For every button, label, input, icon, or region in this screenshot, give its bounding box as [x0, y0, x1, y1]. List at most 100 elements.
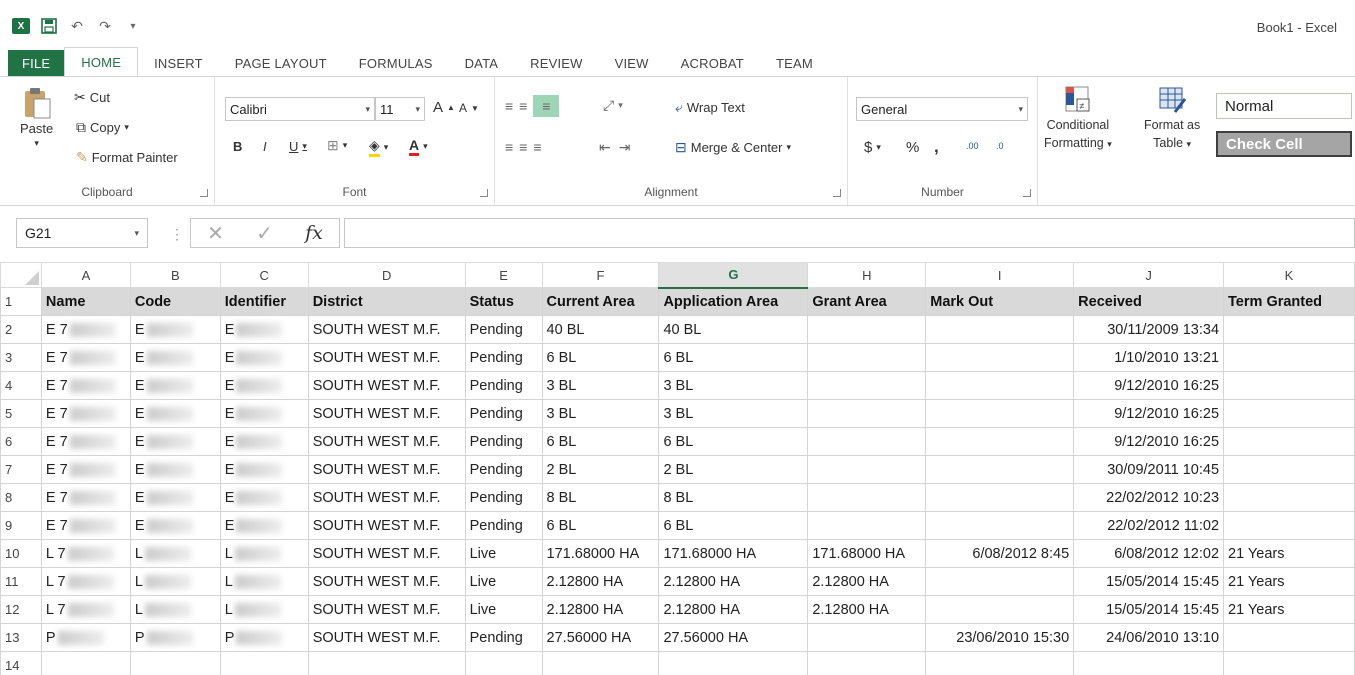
- font-family-select[interactable]: Calibri ▾: [225, 97, 375, 121]
- cell[interactable]: 171.68000 HA: [541, 539, 660, 568]
- shrink-font-button[interactable]: A ▼: [459, 101, 479, 115]
- cell[interactable]: E: [219, 511, 309, 540]
- cell[interactable]: Grant Area: [807, 287, 927, 316]
- borders-button[interactable]: ⊞ ▾: [327, 137, 347, 154]
- style-normal[interactable]: Normal: [1216, 93, 1352, 119]
- cell[interactable]: Name: [40, 287, 131, 316]
- cell[interactable]: P: [219, 623, 309, 652]
- percent-button[interactable]: %: [906, 139, 919, 156]
- cell[interactable]: 8 BL: [658, 483, 809, 512]
- cancel-icon[interactable]: ✕: [207, 221, 224, 246]
- cell[interactable]: 6 BL: [658, 511, 809, 540]
- cell[interactable]: 23/06/2010 15:30: [925, 623, 1075, 652]
- cell[interactable]: L: [129, 539, 221, 568]
- cell[interactable]: E: [219, 483, 309, 512]
- cell[interactable]: [1073, 651, 1225, 675]
- cell[interactable]: 27.56000 HA: [541, 623, 660, 652]
- copy-button[interactable]: ⧉ Copy ▾: [76, 119, 129, 136]
- number-format-select[interactable]: General ▾: [856, 97, 1028, 121]
- bold-button[interactable]: B: [233, 139, 242, 154]
- align-bottom-icon[interactable]: ≡: [533, 95, 560, 117]
- cell[interactable]: L 7: [40, 567, 131, 596]
- cell[interactable]: [807, 623, 927, 652]
- cell[interactable]: 2.12800 HA: [658, 595, 809, 624]
- column-header[interactable]: A: [40, 262, 131, 288]
- conditional-formatting-button[interactable]: ≠ Conditional Formatting ▾: [1044, 85, 1112, 152]
- cell[interactable]: L: [219, 539, 309, 568]
- cell[interactable]: 15/05/2014 15:45: [1073, 567, 1225, 596]
- font-color-button[interactable]: A ▾: [409, 137, 428, 156]
- tab-review[interactable]: REVIEW: [514, 50, 598, 76]
- cell[interactable]: Live: [464, 567, 543, 596]
- undo-icon[interactable]: ↶: [68, 18, 86, 34]
- column-header[interactable]: I: [925, 262, 1075, 288]
- insert-function-button[interactable]: fx: [305, 222, 323, 244]
- cell[interactable]: [219, 651, 309, 675]
- cell[interactable]: [1223, 371, 1355, 400]
- cell[interactable]: Code: [129, 287, 221, 316]
- align-top-icon[interactable]: ≡: [505, 98, 513, 114]
- cell[interactable]: E: [129, 511, 221, 540]
- cell[interactable]: [807, 427, 927, 456]
- cell[interactable]: P: [40, 623, 131, 652]
- redo-icon[interactable]: ↷: [96, 18, 114, 34]
- cell[interactable]: Pending: [464, 343, 543, 372]
- cell[interactable]: [925, 651, 1075, 675]
- row-header[interactable]: 6: [0, 427, 42, 456]
- cell[interactable]: L: [129, 567, 221, 596]
- cell[interactable]: 6 BL: [541, 511, 660, 540]
- format-painter-button[interactable]: ✎ Format Painter: [76, 149, 178, 166]
- cell[interactable]: [1223, 651, 1355, 675]
- cell[interactable]: 40 BL: [541, 315, 660, 344]
- cell[interactable]: E 7: [40, 455, 131, 484]
- cell[interactable]: P: [129, 623, 221, 652]
- cell[interactable]: 3 BL: [658, 399, 809, 428]
- cell[interactable]: Current Area: [541, 287, 660, 316]
- cell[interactable]: 6 BL: [541, 427, 660, 456]
- cell[interactable]: 2.12800 HA: [807, 567, 927, 596]
- paste-button[interactable]: Paste ▾: [20, 85, 53, 149]
- cell[interactable]: [1223, 427, 1355, 456]
- increase-indent-icon[interactable]: ⇥: [619, 139, 631, 156]
- tab-formulas[interactable]: FORMULAS: [343, 50, 449, 76]
- cell[interactable]: SOUTH WEST M.F.: [307, 567, 466, 596]
- cell[interactable]: [129, 651, 221, 675]
- cell[interactable]: [925, 427, 1075, 456]
- alignment-launcher-icon[interactable]: [833, 189, 841, 197]
- cell[interactable]: [925, 595, 1075, 624]
- column-header[interactable]: E: [464, 262, 543, 288]
- row-header[interactable]: 12: [0, 595, 42, 624]
- cell[interactable]: L 7: [40, 595, 131, 624]
- cell[interactable]: 171.68000 HA: [807, 539, 927, 568]
- cell[interactable]: 21 Years: [1223, 595, 1355, 624]
- cell[interactable]: Received: [1073, 287, 1225, 316]
- cell[interactable]: [1223, 623, 1355, 652]
- cell[interactable]: 8 BL: [541, 483, 660, 512]
- cell[interactable]: E: [129, 455, 221, 484]
- cell[interactable]: [1223, 315, 1355, 344]
- clipboard-launcher-icon[interactable]: [200, 189, 208, 197]
- cell[interactable]: E 7: [40, 511, 131, 540]
- enter-icon[interactable]: ✓: [256, 221, 273, 246]
- tab-page-layout[interactable]: PAGE LAYOUT: [219, 50, 343, 76]
- underline-button[interactable]: U ▾: [289, 139, 307, 154]
- cell[interactable]: L: [219, 595, 309, 624]
- cell[interactable]: 2.12800 HA: [541, 595, 660, 624]
- cell[interactable]: [1223, 511, 1355, 540]
- cell[interactable]: 2.12800 HA: [658, 567, 809, 596]
- column-header[interactable]: C: [219, 262, 309, 288]
- tab-file[interactable]: FILE: [8, 50, 65, 76]
- increase-decimal-button[interactable]: .00: [966, 141, 979, 151]
- cell[interactable]: E: [129, 427, 221, 456]
- cell[interactable]: [658, 651, 809, 675]
- cell[interactable]: E 7: [40, 315, 131, 344]
- cell[interactable]: E: [219, 343, 309, 372]
- cell[interactable]: Identifier: [219, 287, 309, 316]
- cell[interactable]: 2 BL: [658, 455, 809, 484]
- cell[interactable]: [1223, 455, 1355, 484]
- cell[interactable]: SOUTH WEST M.F.: [307, 595, 466, 624]
- cell[interactable]: E: [129, 483, 221, 512]
- comma-button[interactable]: ,: [934, 137, 939, 157]
- cell[interactable]: [925, 483, 1075, 512]
- cell[interactable]: E: [219, 399, 309, 428]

◆ WRITTEN TASK ◆
Return every line from the rows above that contains the string "launcher".

◆ ANSWER TO THE EXERCISE ◆
- alignment-launcher-icon[interactable]: [833, 189, 841, 197]
- clipboard-launcher-icon[interactable]: [200, 189, 208, 197]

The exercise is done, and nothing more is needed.